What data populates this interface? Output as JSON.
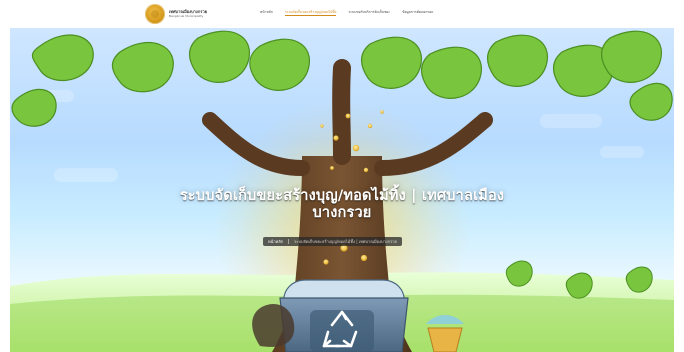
{
  "brand": {
    "logo": "municipality-seal",
    "title": "เทศบาลเมืองบางกรวย",
    "subtitle": "Bangkruai Municipality"
  },
  "nav": {
    "items": [
      {
        "label": "หน้าหลัก",
        "active": false
      },
      {
        "label": "ระบบจัดเก็บขยะสร้างบุญ/ทอดไม้ทิ้ง",
        "active": true
      },
      {
        "label": "ระบบขอรับบริการจัดเก็บขยะ",
        "active": false
      },
      {
        "label": "ข้อมูลการคัดแยกขยะ",
        "active": false
      }
    ]
  },
  "hero": {
    "title_line1": "ระบบจัดเก็บขยะสร้างบุญ/ทอดไม้ทิ้ง | เทศบาลเมือง",
    "title_line2": "บางกรวย",
    "breadcrumb": {
      "home": "หน้าหลัก",
      "current": "ระบบจัดเก็บขยะสร้างบุญ/ทอดไม้ทิ้ง | เทศบาลเมืองบางกรวย"
    }
  },
  "colors": {
    "accent": "#d48a1a",
    "leaf": "#79c53d",
    "trunk": "#6b4a2b",
    "bin": "#5a7c9a"
  },
  "icons": {
    "recycle": "recycle-icon"
  }
}
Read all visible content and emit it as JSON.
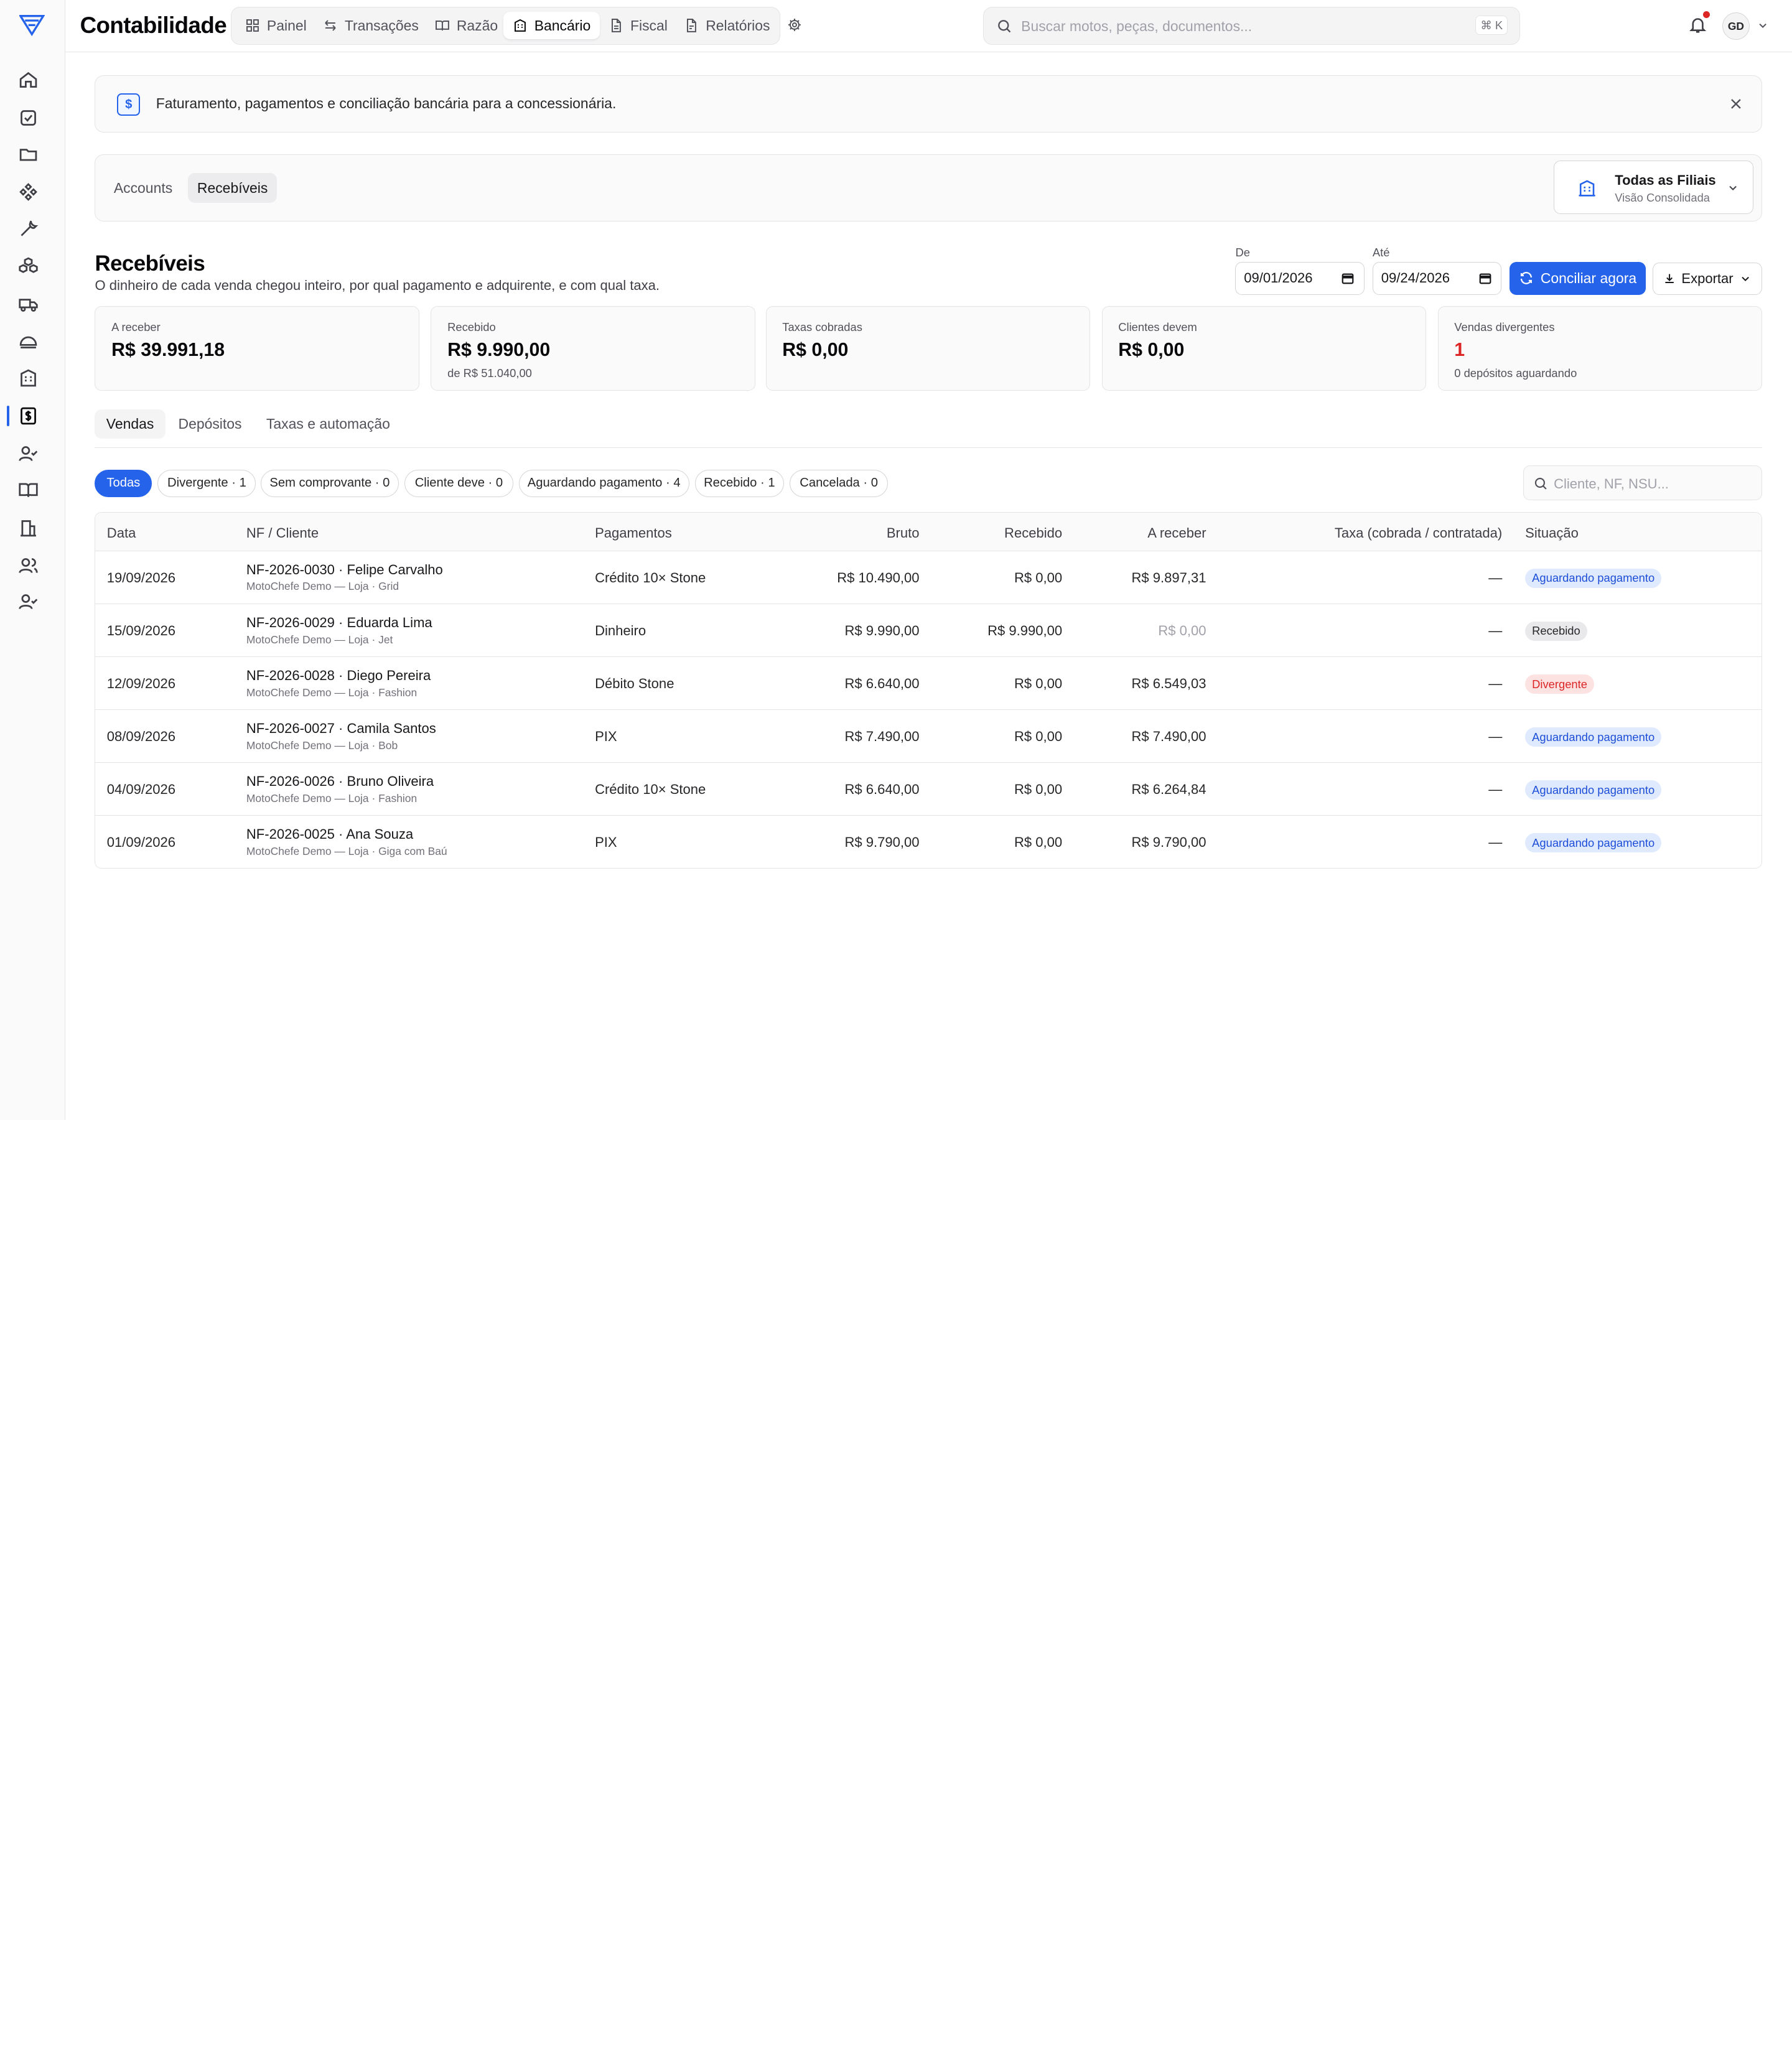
{
  "app": {
    "title": "Contabilidade"
  },
  "nav": {
    "tabs": [
      {
        "label": "Painel",
        "icon": "grid-icon"
      },
      {
        "label": "Transações",
        "icon": "arrows-icon"
      },
      {
        "label": "Razão",
        "icon": "book-icon"
      },
      {
        "label": "Bancário",
        "icon": "bank-icon",
        "active": true
      },
      {
        "label": "Fiscal",
        "icon": "file-icon"
      },
      {
        "label": "Relatórios",
        "icon": "report-icon"
      }
    ]
  },
  "search": {
    "placeholder": "Buscar motos, peças, documentos...",
    "shortcut": "⌘ K"
  },
  "user": {
    "initials": "GD"
  },
  "banner": {
    "text": "Faturamento, pagamentos e conciliação bancária para a concessionária."
  },
  "subnav": {
    "tabs": [
      {
        "label": "Accounts"
      },
      {
        "label": "Recebíveis",
        "active": true
      }
    ],
    "branch": {
      "title": "Todas as Filiais",
      "subtitle": "Visão Consolidada"
    }
  },
  "page": {
    "title": "Recebíveis",
    "subtitle": "O dinheiro de cada venda chegou inteiro, por qual pagamento e adquirente, e com qual taxa.",
    "from_label": "De",
    "from_value": "09/01/2026",
    "to_label": "Até",
    "to_value": "09/24/2026",
    "reconcile_label": "Conciliar agora",
    "export_label": "Exportar"
  },
  "stats": [
    {
      "label": "A receber",
      "value": "R$ 39.991,18",
      "sub": ""
    },
    {
      "label": "Recebido",
      "value": "R$ 9.990,00",
      "sub": "de R$ 51.040,00"
    },
    {
      "label": "Taxas cobradas",
      "value": "R$ 0,00",
      "sub": ""
    },
    {
      "label": "Clientes devem",
      "value": "R$ 0,00",
      "sub": ""
    },
    {
      "label": "Vendas divergentes",
      "value": "1",
      "sub": "0 depósitos aguardando"
    }
  ],
  "content_tabs": [
    {
      "label": "Vendas",
      "active": true
    },
    {
      "label": "Depósitos"
    },
    {
      "label": "Taxas e automação"
    }
  ],
  "filters": [
    {
      "label": "Todas",
      "active": true
    },
    {
      "label": "Divergente · 1"
    },
    {
      "label": "Sem comprovante · 0"
    },
    {
      "label": "Cliente deve · 0"
    },
    {
      "label": "Aguardando pagamento · 4"
    },
    {
      "label": "Recebido · 1"
    },
    {
      "label": "Cancelada · 0"
    }
  ],
  "table_search": {
    "placeholder": "Cliente, NF, NSU..."
  },
  "table": {
    "headers": [
      "Data",
      "NF / Cliente",
      "Pagamentos",
      "Bruto",
      "Recebido",
      "A receber",
      "Taxa (cobrada / contratada)",
      "Situação"
    ],
    "rows": [
      {
        "date": "19/09/2026",
        "nf": "NF-2026-0030 · Felipe Carvalho",
        "store": "MotoChefe Demo — Loja · Grid",
        "payment": "Crédito 10× Stone",
        "gross": "R$ 10.490,00",
        "received": "R$ 0,00",
        "due": "R$ 9.897,31",
        "fee": "—",
        "status": "Aguardando pagamento",
        "status_kind": "blue"
      },
      {
        "date": "15/09/2026",
        "nf": "NF-2026-0029 · Eduarda Lima",
        "store": "MotoChefe Demo — Loja · Jet",
        "payment": "Dinheiro",
        "gross": "R$ 9.990,00",
        "received": "R$ 9.990,00",
        "due": "R$ 0,00",
        "fee": "—",
        "status": "Recebido",
        "status_kind": "gray"
      },
      {
        "date": "12/09/2026",
        "nf": "NF-2026-0028 · Diego Pereira",
        "store": "MotoChefe Demo — Loja · Fashion",
        "payment": "Débito Stone",
        "gross": "R$ 6.640,00",
        "received": "R$ 0,00",
        "due": "R$ 6.549,03",
        "fee": "—",
        "status": "Divergente",
        "status_kind": "red"
      },
      {
        "date": "08/09/2026",
        "nf": "NF-2026-0027 · Camila Santos",
        "store": "MotoChefe Demo — Loja · Bob",
        "payment": "PIX",
        "gross": "R$ 7.490,00",
        "received": "R$ 0,00",
        "due": "R$ 7.490,00",
        "fee": "—",
        "status": "Aguardando pagamento",
        "status_kind": "blue"
      },
      {
        "date": "04/09/2026",
        "nf": "NF-2026-0026 · Bruno Oliveira",
        "store": "MotoChefe Demo — Loja · Fashion",
        "payment": "Crédito 10× Stone",
        "gross": "R$ 6.640,00",
        "received": "R$ 0,00",
        "due": "R$ 6.264,84",
        "fee": "—",
        "status": "Aguardando pagamento",
        "status_kind": "blue"
      },
      {
        "date": "01/09/2026",
        "nf": "NF-2026-0025 · Ana Souza",
        "store": "MotoChefe Demo — Loja · Giga com Baú",
        "payment": "PIX",
        "gross": "R$ 9.790,00",
        "received": "R$ 0,00",
        "due": "R$ 9.790,00",
        "fee": "—",
        "status": "Aguardando pagamento",
        "status_kind": "blue"
      }
    ]
  },
  "colors": {
    "accent": "#2563eb",
    "danger": "#dc2626",
    "border": "#e4e4e7"
  }
}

——————————

* What you need to do
The records above should be reproduced exactly, with no pictures included.

* Solved exercise
What data populates this interface? Output as JSON.
{
  "brand": {
    "logo": "municipality-seal",
    "title": "เทศบาลเมืองบางกรวย",
    "subtitle": "Bangkruai Municipality"
  },
  "nav": {
    "items": [
      {
        "label": "หน้าหลัก",
        "active": false
      },
      {
        "label": "ระบบจัดเก็บขยะสร้างบุญ/ทอดไม้ทิ้ง",
        "active": true
      },
      {
        "label": "ระบบขอรับบริการจัดเก็บขยะ",
        "active": false
      },
      {
        "label": "ข้อมูลการคัดแยกขยะ",
        "active": false
      }
    ]
  },
  "hero": {
    "title_line1": "ระบบจัดเก็บขยะสร้างบุญ/ทอดไม้ทิ้ง | เทศบาลเมือง",
    "title_line2": "บางกรวย",
    "breadcrumb": {
      "home": "หน้าหลัก",
      "current": "ระบบจัดเก็บขยะสร้างบุญ/ทอดไม้ทิ้ง | เทศบาลเมืองบางกรวย"
    }
  },
  "colors": {
    "accent": "#d48a1a",
    "leaf": "#79c53d",
    "trunk": "#6b4a2b",
    "bin": "#5a7c9a"
  },
  "icons": {
    "recycle": "recycle-icon"
  }
}
Read all visible content and emit it as JSON.
{
  "app": {
    "title": "Contabilidade"
  },
  "nav": {
    "tabs": [
      {
        "label": "Painel",
        "icon": "grid-icon"
      },
      {
        "label": "Transações",
        "icon": "arrows-icon"
      },
      {
        "label": "Razão",
        "icon": "book-icon"
      },
      {
        "label": "Bancário",
        "icon": "bank-icon",
        "active": true
      },
      {
        "label": "Fiscal",
        "icon": "file-icon"
      },
      {
        "label": "Relatórios",
        "icon": "report-icon"
      }
    ]
  },
  "search": {
    "placeholder": "Buscar motos, peças, documentos...",
    "shortcut": "⌘ K"
  },
  "user": {
    "initials": "GD"
  },
  "banner": {
    "text": "Faturamento, pagamentos e conciliação bancária para a concessionária."
  },
  "subnav": {
    "tabs": [
      {
        "label": "Accounts"
      },
      {
        "label": "Recebíveis",
        "active": true
      }
    ],
    "branch": {
      "title": "Todas as Filiais",
      "subtitle": "Visão Consolidada"
    }
  },
  "page": {
    "title": "Recebíveis",
    "subtitle": "O dinheiro de cada venda chegou inteiro, por qual pagamento e adquirente, e com qual taxa.",
    "from_label": "De",
    "from_value": "09/01/2026",
    "to_label": "Até",
    "to_value": "09/24/2026",
    "reconcile_label": "Conciliar agora",
    "export_label": "Exportar"
  },
  "stats": [
    {
      "label": "A receber",
      "value": "R$ 39.991,18",
      "sub": ""
    },
    {
      "label": "Recebido",
      "value": "R$ 9.990,00",
      "sub": "de R$ 51.040,00"
    },
    {
      "label": "Taxas cobradas",
      "value": "R$ 0,00",
      "sub": ""
    },
    {
      "label": "Clientes devem",
      "value": "R$ 0,00",
      "sub": ""
    },
    {
      "label": "Vendas divergentes",
      "value": "1",
      "sub": "0 depósitos aguardando"
    }
  ],
  "content_tabs": [
    {
      "label": "Vendas",
      "active": true
    },
    {
      "label": "Depósitos"
    },
    {
      "label": "Taxas e automação"
    }
  ],
  "filters": [
    {
      "label": "Todas",
      "active": true
    },
    {
      "label": "Divergente · 1"
    },
    {
      "label": "Sem comprovante · 0"
    },
    {
      "label": "Cliente deve · 0"
    },
    {
      "label": "Aguardando pagamento · 4"
    },
    {
      "label": "Recebido · 1"
    },
    {
      "label": "Cancelada · 0"
    }
  ],
  "table_search": {
    "placeholder": "Cliente, NF, NSU..."
  },
  "table": {
    "headers": [
      "Data",
      "NF / Cliente",
      "Pagamentos",
      "Bruto",
      "Recebido",
      "A receber",
      "Taxa (cobrada / contratada)",
      "Situação"
    ],
    "rows": [
      {
        "date": "19/09/2026",
        "nf": "NF-2026-0030 · Felipe Carvalho",
        "store": "MotoChefe Demo — Loja · Grid",
        "payment": "Crédito 10× Stone",
        "gross": "R$ 10.490,00",
        "received": "R$ 0,00",
        "due": "R$ 9.897,31",
        "fee": "—",
        "status": "Aguardando pagamento",
        "status_kind": "blue"
      },
      {
        "date": "15/09/2026",
        "nf": "NF-2026-0029 · Eduarda Lima",
        "store": "MotoChefe Demo — Loja · Jet",
        "payment": "Dinheiro",
        "gross": "R$ 9.990,00",
        "received": "R$ 9.990,00",
        "due": "R$ 0,00",
        "fee": "—",
        "status": "Recebido",
        "status_kind": "gray"
      },
      {
        "date": "12/09/2026",
        "nf": "NF-2026-0028 · Diego Pereira",
        "store": "MotoChefe Demo — Loja · Fashion",
        "payment": "Débito Stone",
        "gross": "R$ 6.640,00",
        "received": "R$ 0,00",
        "due": "R$ 6.549,03",
        "fee": "—",
        "status": "Divergente",
        "status_kind": "red"
      },
      {
        "date": "08/09/2026",
        "nf": "NF-2026-0027 · Camila Santos",
        "store": "MotoChefe Demo — Loja · Bob",
        "payment": "PIX",
        "gross": "R$ 7.490,00",
        "received": "R$ 0,00",
        "due": "R$ 7.490,00",
        "fee": "—",
        "status": "Aguardando pagamento",
        "status_kind": "blue"
      },
      {
        "date": "04/09/2026",
        "nf": "NF-2026-0026 · Bruno Oliveira",
        "store": "MotoChefe Demo — Loja · Fashion",
        "payment": "Crédito 10× Stone",
        "gross": "R$ 6.640,00",
        "received": "R$ 0,00",
        "due": "R$ 6.264,84",
        "fee": "—",
        "status": "Aguardando pagamento",
        "status_kind": "blue"
      },
      {
        "date": "01/09/2026",
        "nf": "NF-2026-0025 · Ana Souza",
        "store": "MotoChefe Demo — Loja · Giga com Baú",
        "payment": "PIX",
        "gross": "R$ 9.790,00",
        "received": "R$ 0,00",
        "due": "R$ 9.790,00",
        "fee": "—",
        "status": "Aguardando pagamento",
        "status_kind": "blue"
      }
    ]
  },
  "colors": {
    "accent": "#2563eb",
    "danger": "#dc2626",
    "border": "#e4e4e7"
  }
}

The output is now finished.